◆ **Aim**
Go through the lines below and copy each one that holds the string "women".
— start of Records shown —
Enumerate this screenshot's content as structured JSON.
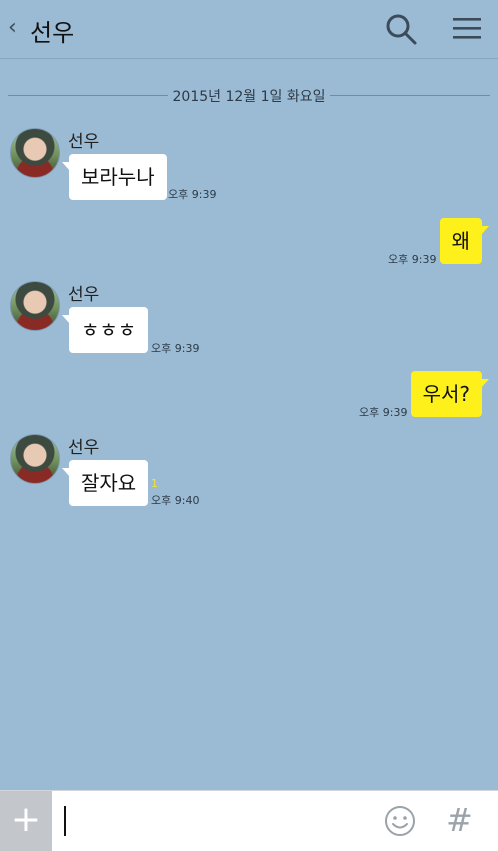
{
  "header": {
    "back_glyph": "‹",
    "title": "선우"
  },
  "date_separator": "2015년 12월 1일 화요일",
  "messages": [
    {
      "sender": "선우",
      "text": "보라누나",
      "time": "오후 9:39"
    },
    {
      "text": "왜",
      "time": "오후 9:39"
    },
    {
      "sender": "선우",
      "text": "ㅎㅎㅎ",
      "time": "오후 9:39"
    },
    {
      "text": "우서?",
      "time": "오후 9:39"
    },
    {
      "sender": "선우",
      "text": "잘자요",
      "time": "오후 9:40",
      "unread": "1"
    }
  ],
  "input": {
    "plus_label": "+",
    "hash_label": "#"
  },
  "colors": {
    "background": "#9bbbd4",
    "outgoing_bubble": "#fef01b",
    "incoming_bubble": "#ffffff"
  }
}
— end of Records shown —
— start of Records shown —
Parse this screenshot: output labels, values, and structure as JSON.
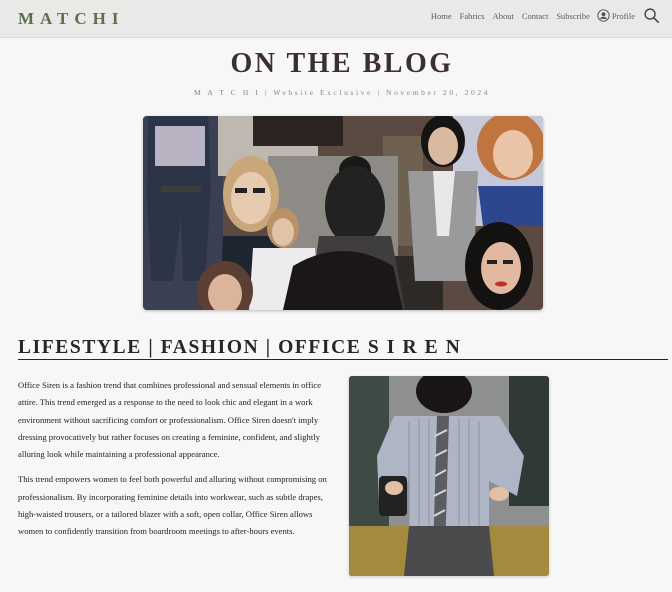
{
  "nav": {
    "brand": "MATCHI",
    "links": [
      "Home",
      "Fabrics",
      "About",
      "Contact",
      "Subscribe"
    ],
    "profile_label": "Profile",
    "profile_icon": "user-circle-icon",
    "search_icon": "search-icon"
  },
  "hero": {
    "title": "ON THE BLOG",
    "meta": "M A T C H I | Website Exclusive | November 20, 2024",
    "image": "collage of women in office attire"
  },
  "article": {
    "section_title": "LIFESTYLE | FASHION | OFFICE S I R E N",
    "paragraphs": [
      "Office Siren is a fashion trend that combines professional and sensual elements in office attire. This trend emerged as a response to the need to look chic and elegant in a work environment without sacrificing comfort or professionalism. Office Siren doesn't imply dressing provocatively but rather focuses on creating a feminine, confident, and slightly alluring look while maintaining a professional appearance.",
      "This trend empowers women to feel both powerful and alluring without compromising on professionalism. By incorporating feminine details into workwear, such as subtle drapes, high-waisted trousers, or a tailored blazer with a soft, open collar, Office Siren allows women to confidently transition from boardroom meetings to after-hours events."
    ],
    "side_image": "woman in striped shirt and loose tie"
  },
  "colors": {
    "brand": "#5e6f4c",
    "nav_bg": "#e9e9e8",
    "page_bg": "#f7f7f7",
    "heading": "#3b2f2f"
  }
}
— end of Records shown —
◆ **The reply**
    "image": "collage of women in office attire"
      "This trend empowers women to feel both powerful and alluring without compromising on professionalism. By incorporating feminine details into workwear, such as subtle drapes, high-waisted trousers, or a tailored blazer with a soft, open collar, Office Siren allows women to confidently transition from boardroom meetings to after-hours events."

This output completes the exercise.